== Task inputs

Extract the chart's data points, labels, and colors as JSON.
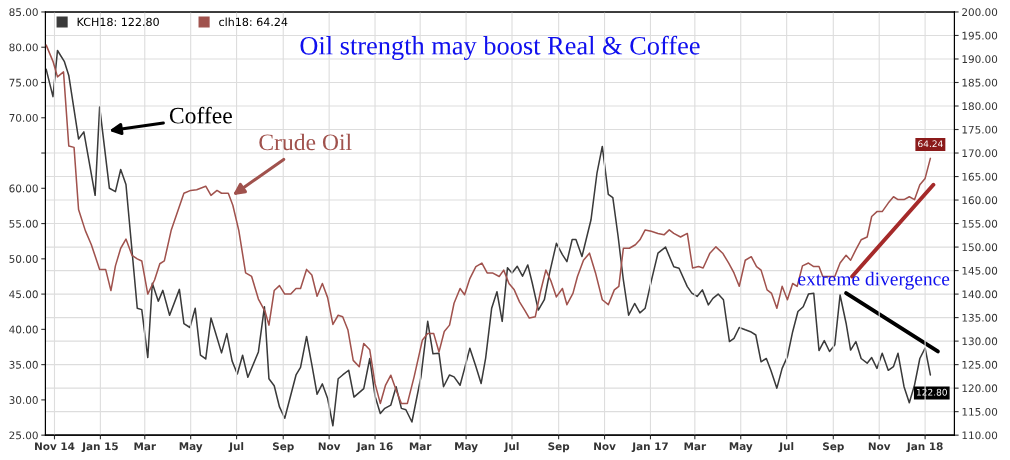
{
  "chart_data": {
    "type": "line",
    "title": "Oil strength may boost Real & Coffee",
    "xlim": [
      "2014-10-20",
      "2018-02-09"
    ],
    "xticks": [
      {
        "value": "2014-11-01",
        "label": "Nov 14"
      },
      {
        "value": "2015-01-01",
        "label": "Jan 15"
      },
      {
        "value": "2015-03-01",
        "label": "Mar"
      },
      {
        "value": "2015-05-01",
        "label": "May"
      },
      {
        "value": "2015-07-01",
        "label": "Jul"
      },
      {
        "value": "2015-09-01",
        "label": "Sep"
      },
      {
        "value": "2015-11-01",
        "label": "Nov"
      },
      {
        "value": "2016-01-01",
        "label": "Jan 16"
      },
      {
        "value": "2016-03-01",
        "label": "Mar"
      },
      {
        "value": "2016-05-01",
        "label": "May"
      },
      {
        "value": "2016-07-01",
        "label": "Jul"
      },
      {
        "value": "2016-09-01",
        "label": "Sep"
      },
      {
        "value": "2016-11-01",
        "label": "Nov"
      },
      {
        "value": "2017-01-01",
        "label": "Jan 17"
      },
      {
        "value": "2017-03-01",
        "label": "Mar"
      },
      {
        "value": "2017-05-01",
        "label": "May"
      },
      {
        "value": "2017-07-01",
        "label": "Jul"
      },
      {
        "value": "2017-09-01",
        "label": "Sep"
      },
      {
        "value": "2017-11-01",
        "label": "Nov"
      },
      {
        "value": "2018-01-01",
        "label": "Jan 18"
      }
    ],
    "ylim": [
      25,
      85
    ],
    "yticks": [
      {
        "value": 25,
        "label": "25.00"
      },
      {
        "value": 30,
        "label": "30.00"
      },
      {
        "value": 35,
        "label": "35.00"
      },
      {
        "value": 40,
        "label": "40.00"
      },
      {
        "value": 45,
        "label": "45.00"
      },
      {
        "value": 50,
        "label": "50.00"
      },
      {
        "value": 55,
        "label": "55.00"
      },
      {
        "value": 60,
        "label": "60.00"
      },
      {
        "value": 65,
        "label": null
      },
      {
        "value": 70,
        "label": "70.00"
      },
      {
        "value": 75,
        "label": "75.00"
      },
      {
        "value": 80,
        "label": "80.00"
      },
      {
        "value": 85,
        "label": "85.00"
      }
    ],
    "y2lim": [
      110,
      200
    ],
    "y2ticks": [
      {
        "value": 110,
        "label": "110.00"
      },
      {
        "value": 115,
        "label": "115.00"
      },
      {
        "value": 120,
        "label": "120.00"
      },
      {
        "value": 125,
        "label": "125.00"
      },
      {
        "value": 130,
        "label": "130.00"
      },
      {
        "value": 135,
        "label": "135.00"
      },
      {
        "value": 140,
        "label": "140.00"
      },
      {
        "value": 145,
        "label": "145.00"
      },
      {
        "value": 150,
        "label": "150.00"
      },
      {
        "value": 155,
        "label": "155.00"
      },
      {
        "value": 160,
        "label": "160.00"
      },
      {
        "value": 165,
        "label": "165.00"
      },
      {
        "value": 170,
        "label": "170.00"
      },
      {
        "value": 175,
        "label": "175.00"
      },
      {
        "value": 180,
        "label": "180.00"
      },
      {
        "value": 185,
        "label": "185.00"
      },
      {
        "value": 190,
        "label": "190.00"
      },
      {
        "value": 195,
        "label": "195.00"
      },
      {
        "value": 200,
        "label": "200.00"
      }
    ],
    "grid": true,
    "legend": "top left",
    "annotations": [
      {
        "text": "Coffee",
        "x": "2015-01-09",
        "y": 68.1
      },
      {
        "text": "Crude Oil",
        "x": "2015-06-23",
        "y": 58.8
      },
      "extreme divergence"
    ],
    "series": [
      {
        "name": "KCH18: 122.80",
        "color": "#3a3a3a",
        "axis": "y2",
        "x": [
          "2014-10-21",
          "2014-10-30",
          "2014-11-05",
          "2014-11-14",
          "2014-11-20",
          "2014-12-03",
          "2014-12-10",
          "2014-12-25",
          "2014-12-31",
          "2015-01-13",
          "2015-01-21",
          "2015-01-28",
          "2015-02-04",
          "2015-02-19",
          "2015-02-25",
          "2015-03-05",
          "2015-03-11",
          "2015-03-19",
          "2015-03-25",
          "2015-04-03",
          "2015-04-16",
          "2015-04-22",
          "2015-04-30",
          "2015-05-07",
          "2015-05-14",
          "2015-05-21",
          "2015-05-28",
          "2015-06-03",
          "2015-06-11",
          "2015-06-18",
          "2015-06-25",
          "2015-07-02",
          "2015-07-09",
          "2015-07-16",
          "2015-07-30",
          "2015-08-07",
          "2015-08-13",
          "2015-08-20",
          "2015-08-27",
          "2015-09-03",
          "2015-09-18",
          "2015-09-24",
          "2015-10-02",
          "2015-10-09",
          "2015-10-16",
          "2015-10-23",
          "2015-10-30",
          "2015-11-06",
          "2015-11-13",
          "2015-11-19",
          "2015-11-27",
          "2015-12-04",
          "2015-12-17",
          "2015-12-25",
          "2016-01-01",
          "2016-01-08",
          "2016-01-14",
          "2016-01-22",
          "2016-01-29",
          "2016-02-05",
          "2016-02-11",
          "2016-02-19",
          "2016-03-02",
          "2016-03-11",
          "2016-03-18",
          "2016-03-26",
          "2016-04-01",
          "2016-04-09",
          "2016-04-15",
          "2016-04-23",
          "2016-04-29",
          "2016-05-06",
          "2016-05-14",
          "2016-05-21",
          "2016-05-27",
          "2016-06-04",
          "2016-06-11",
          "2016-06-18",
          "2016-06-25",
          "2016-07-01",
          "2016-07-08",
          "2016-07-15",
          "2016-07-22",
          "2016-07-28",
          "2016-08-05",
          "2016-08-13",
          "2016-08-20",
          "2016-08-29",
          "2016-09-06",
          "2016-09-12",
          "2016-09-19",
          "2016-09-24",
          "2016-10-02",
          "2016-10-14",
          "2016-10-22",
          "2016-10-29",
          "2016-11-06",
          "2016-11-12",
          "2016-11-19",
          "2016-11-26",
          "2016-12-03",
          "2016-12-11",
          "2016-12-18",
          "2016-12-25",
          "2017-01-02",
          "2017-01-11",
          "2017-01-21",
          "2017-02-01",
          "2017-02-08",
          "2017-02-19",
          "2017-02-25",
          "2017-03-04",
          "2017-03-11",
          "2017-03-19",
          "2017-03-25",
          "2017-04-01",
          "2017-04-08",
          "2017-04-16",
          "2017-04-22",
          "2017-04-29",
          "2017-05-07",
          "2017-05-14",
          "2017-05-21",
          "2017-05-28",
          "2017-06-04",
          "2017-06-10",
          "2017-06-18",
          "2017-06-25",
          "2017-07-02",
          "2017-07-09",
          "2017-07-16",
          "2017-07-23",
          "2017-07-30",
          "2017-08-06",
          "2017-08-13",
          "2017-08-20",
          "2017-08-27",
          "2017-09-03",
          "2017-09-10",
          "2017-09-18",
          "2017-09-24",
          "2017-10-01",
          "2017-10-08",
          "2017-10-16",
          "2017-10-22",
          "2017-10-29",
          "2017-11-05",
          "2017-11-13",
          "2017-11-20",
          "2017-11-26",
          "2017-12-04",
          "2017-12-11",
          "2017-12-18",
          "2017-12-25",
          "2018-01-01",
          "2018-01-08"
        ],
        "values": [
          187.8,
          182,
          191.8,
          189.5,
          186.5,
          173,
          174.5,
          161,
          179.8,
          162.5,
          161.8,
          166.5,
          163.3,
          137,
          136.7,
          126.5,
          142.3,
          138.5,
          140.8,
          135.5,
          141,
          133.7,
          132.9,
          137,
          127,
          126.2,
          134.9,
          131.8,
          127.5,
          131.6,
          125.8,
          123,
          127,
          122.3,
          127.7,
          137.3,
          122,
          120.5,
          116,
          113.6,
          122.8,
          124.4,
          131,
          125,
          118.7,
          120.9,
          117.8,
          112,
          122,
          122.8,
          123.8,
          118.1,
          119.9,
          126.3,
          118.3,
          114.6,
          115.7,
          116.4,
          120.3,
          115.7,
          115.4,
          112.8,
          122.4,
          134.2,
          127.3,
          127.4,
          120.3,
          122.8,
          122.4,
          120.6,
          124.2,
          128.5,
          124.6,
          121,
          126.4,
          137,
          140.5,
          134.2,
          145.6,
          144.5,
          145.9,
          143.8,
          146.2,
          142.3,
          136.6,
          138.8,
          144.5,
          150.8,
          148.4,
          146.9,
          151.6,
          151.6,
          148,
          155.8,
          165.8,
          171.4,
          161.2,
          160.5,
          152.3,
          143,
          135.5,
          138,
          136,
          137,
          142.7,
          148.7,
          150,
          145.8,
          145.5,
          141.6,
          140.2,
          139.5,
          140.9,
          137.7,
          139.1,
          140,
          138.8,
          129.9,
          130.6,
          132.9,
          132.4,
          132,
          131.3,
          125.6,
          126.3,
          123.8,
          120,
          124.2,
          126.7,
          132,
          136.3,
          137.3,
          140,
          140.2,
          128,
          130.1,
          127.8,
          129.2,
          139.8,
          133.8,
          128.1,
          129.9,
          126.3,
          125.3,
          126.5,
          124.2,
          127.4,
          123.8,
          124.6,
          127.4,
          120.3,
          116.9,
          120.7,
          126.3,
          128.5,
          122.8
        ],
        "value_labels": [
          null,
          null,
          null,
          null,
          null,
          null,
          null,
          null,
          null,
          null,
          null,
          null,
          null,
          null,
          null,
          null,
          null,
          null,
          null,
          null,
          null,
          null,
          null,
          null,
          null,
          null,
          null,
          null,
          null,
          null,
          null,
          null,
          null,
          null,
          null,
          null,
          null,
          null,
          null,
          null,
          null,
          null,
          null,
          null,
          null,
          null,
          null,
          null,
          null,
          null,
          null,
          null,
          null,
          null,
          null,
          null,
          null,
          null,
          null,
          null,
          null,
          null,
          null,
          null,
          null,
          null,
          null,
          null,
          null,
          null,
          null,
          null,
          null,
          null,
          null,
          null,
          null,
          null,
          null,
          null,
          null,
          null,
          null,
          null,
          null,
          null,
          null,
          null,
          null,
          null,
          null,
          null,
          null,
          null,
          null,
          null,
          null,
          null,
          null,
          null,
          null,
          null,
          null,
          null,
          null,
          null,
          null,
          null,
          null,
          null,
          null,
          null,
          null,
          null,
          null,
          null,
          null,
          null,
          null,
          null,
          null,
          null,
          null,
          null,
          null,
          null,
          null,
          null,
          null,
          null,
          null,
          null,
          null,
          null,
          null,
          null,
          null,
          null,
          null,
          null,
          null,
          null,
          null,
          null,
          null,
          null,
          null,
          null,
          null,
          null,
          null,
          null,
          null,
          null,
          null,
          "122.80"
        ]
      },
      {
        "name": "clh18: 64.24",
        "color": "#a0524d",
        "axis": "y",
        "x": [
          "2014-10-21",
          "2014-10-30",
          "2014-11-05",
          "2014-11-13",
          "2014-11-20",
          "2014-11-27",
          "2014-12-03",
          "2014-12-12",
          "2014-12-20",
          "2014-12-31",
          "2015-01-08",
          "2015-01-15",
          "2015-01-21",
          "2015-01-28",
          "2015-02-04",
          "2015-02-12",
          "2015-02-19",
          "2015-02-25",
          "2015-03-05",
          "2015-03-14",
          "2015-03-21",
          "2015-03-27",
          "2015-04-05",
          "2015-04-14",
          "2015-04-22",
          "2015-05-01",
          "2015-05-09",
          "2015-05-21",
          "2015-05-28",
          "2015-06-05",
          "2015-06-11",
          "2015-06-20",
          "2015-06-26",
          "2015-07-04",
          "2015-07-13",
          "2015-07-21",
          "2015-07-30",
          "2015-08-08",
          "2015-08-13",
          "2015-08-20",
          "2015-08-27",
          "2015-09-03",
          "2015-09-11",
          "2015-09-18",
          "2015-09-24",
          "2015-10-02",
          "2015-10-09",
          "2015-10-16",
          "2015-10-23",
          "2015-10-30",
          "2015-11-06",
          "2015-11-13",
          "2015-11-19",
          "2015-11-26",
          "2015-12-03",
          "2015-12-11",
          "2015-12-17",
          "2015-12-25",
          "2016-01-01",
          "2016-01-08",
          "2016-01-15",
          "2016-01-22",
          "2016-01-29",
          "2016-02-05",
          "2016-02-13",
          "2016-02-22",
          "2016-03-04",
          "2016-03-11",
          "2016-03-19",
          "2016-03-26",
          "2016-04-02",
          "2016-04-09",
          "2016-04-15",
          "2016-04-23",
          "2016-04-29",
          "2016-05-06",
          "2016-05-14",
          "2016-05-22",
          "2016-05-29",
          "2016-06-05",
          "2016-06-14",
          "2016-06-20",
          "2016-06-27",
          "2016-07-04",
          "2016-07-11",
          "2016-07-18",
          "2016-07-24",
          "2016-08-01",
          "2016-08-08",
          "2016-08-15",
          "2016-08-22",
          "2016-08-29",
          "2016-09-06",
          "2016-09-12",
          "2016-09-20",
          "2016-09-26",
          "2016-10-04",
          "2016-10-12",
          "2016-10-20",
          "2016-10-29",
          "2016-11-06",
          "2016-11-14",
          "2016-11-20",
          "2016-11-26",
          "2016-12-04",
          "2016-12-12",
          "2016-12-18",
          "2016-12-25",
          "2017-01-02",
          "2017-01-11",
          "2017-01-19",
          "2017-01-26",
          "2017-02-01",
          "2017-02-10",
          "2017-02-19",
          "2017-02-26",
          "2017-03-06",
          "2017-03-12",
          "2017-03-21",
          "2017-03-29",
          "2017-04-07",
          "2017-04-15",
          "2017-04-22",
          "2017-04-29",
          "2017-05-07",
          "2017-05-15",
          "2017-05-22",
          "2017-05-28",
          "2017-06-05",
          "2017-06-11",
          "2017-06-18",
          "2017-06-25",
          "2017-07-02",
          "2017-07-09",
          "2017-07-15",
          "2017-07-22",
          "2017-07-30",
          "2017-08-06",
          "2017-08-13",
          "2017-08-18",
          "2017-08-27",
          "2017-09-03",
          "2017-09-10",
          "2017-09-18",
          "2017-09-24",
          "2017-10-01",
          "2017-10-08",
          "2017-10-16",
          "2017-10-22",
          "2017-10-29",
          "2017-11-05",
          "2017-11-13",
          "2017-11-20",
          "2017-11-26",
          "2017-12-04",
          "2017-12-11",
          "2017-12-18",
          "2017-12-25",
          "2018-01-01",
          "2018-01-08"
        ],
        "values": [
          80.3,
          78,
          75.8,
          76.5,
          66,
          65.8,
          57,
          54,
          52,
          48.5,
          48.5,
          45.5,
          49,
          51.5,
          52.8,
          50.5,
          50,
          49.7,
          45,
          47,
          49.3,
          49.7,
          54,
          56.8,
          59.3,
          59.7,
          59.8,
          60.3,
          59,
          59.7,
          59.3,
          59.3,
          57.6,
          54,
          48,
          47.5,
          44.3,
          42.5,
          40.6,
          45.5,
          46.2,
          45,
          45,
          45.8,
          45.8,
          48.5,
          47.7,
          44.7,
          46.5,
          44.5,
          40.7,
          42,
          41.8,
          39.9,
          35.6,
          34.7,
          38,
          37.1,
          32.3,
          29.5,
          32.1,
          33.5,
          31.4,
          29.5,
          29.5,
          33.3,
          38.5,
          39.4,
          39.4,
          36.8,
          39.7,
          40.6,
          43.7,
          45.8,
          44.9,
          47.2,
          48.9,
          49.4,
          48,
          48,
          47.5,
          48.4,
          46.5,
          45.6,
          43.9,
          42.7,
          41.6,
          41.8,
          45.4,
          48.4,
          46.8,
          44.6,
          45.8,
          43.5,
          45.1,
          47.5,
          49.8,
          50.8,
          48,
          44.2,
          43.5,
          45.6,
          46.1,
          51.5,
          51.5,
          52,
          52.7,
          54.1,
          53.9,
          53.6,
          53.4,
          54.1,
          53.6,
          53.1,
          53.6,
          48.7,
          48.9,
          48.7,
          50.8,
          51.7,
          50.8,
          49.4,
          48,
          46.1,
          49.8,
          50.3,
          48.9,
          48.4,
          45.6,
          45.1,
          43,
          46.1,
          44.2,
          46.5,
          46.1,
          49,
          49.4,
          48.9,
          48.9,
          47.5,
          47.5,
          47.5,
          49.4,
          50.5,
          49.8,
          51.3,
          52.7,
          53.1,
          56,
          56.7,
          56.7,
          57.9,
          58.8,
          58.4,
          58.4,
          58.8,
          58.4,
          60.5,
          61.4,
          64.24
        ],
        "value_labels": [
          null,
          null,
          null,
          null,
          null,
          null,
          null,
          null,
          null,
          null,
          null,
          null,
          null,
          null,
          null,
          null,
          null,
          null,
          null,
          null,
          null,
          null,
          null,
          null,
          null,
          null,
          null,
          null,
          null,
          null,
          null,
          null,
          null,
          null,
          null,
          null,
          null,
          null,
          null,
          null,
          null,
          null,
          null,
          null,
          null,
          null,
          null,
          null,
          null,
          null,
          null,
          null,
          null,
          null,
          null,
          null,
          null,
          null,
          null,
          null,
          null,
          null,
          null,
          null,
          null,
          null,
          null,
          null,
          null,
          null,
          null,
          null,
          null,
          null,
          null,
          null,
          null,
          null,
          null,
          null,
          null,
          null,
          null,
          null,
          null,
          null,
          null,
          null,
          null,
          null,
          null,
          null,
          null,
          null,
          null,
          null,
          null,
          null,
          null,
          null,
          null,
          null,
          null,
          null,
          null,
          null,
          null,
          null,
          null,
          null,
          null,
          null,
          null,
          null,
          null,
          null,
          null,
          null,
          null,
          null,
          null,
          null,
          null,
          null,
          null,
          null,
          null,
          null,
          null,
          null,
          null,
          null,
          null,
          null,
          null,
          null,
          null,
          null,
          null,
          null,
          null,
          null,
          null,
          null,
          null,
          null,
          null,
          null,
          null,
          null,
          null,
          null,
          null,
          null,
          null,
          null,
          null,
          null,
          null,
          "64.24"
        ]
      },
      {
        "type": "line",
        "color": "#a52a2a",
        "axis": "y",
        "x": [
          "2017-09-26",
          "2018-01-12"
        ],
        "values": [
          47.5,
          60.5
        ]
      },
      {
        "type": "line",
        "color": "#000000",
        "axis": "y2",
        "x": [
          "2017-09-18",
          "2018-01-18"
        ],
        "values": [
          140.2,
          127.8
        ]
      }
    ]
  }
}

====

**Stated task**: Scan the lines for the string "Coffee". Copy out each line that matches.

**Answer to the task**:
    "title": "Oil strength may boost Real & Coffee",
        "text": "Coffee",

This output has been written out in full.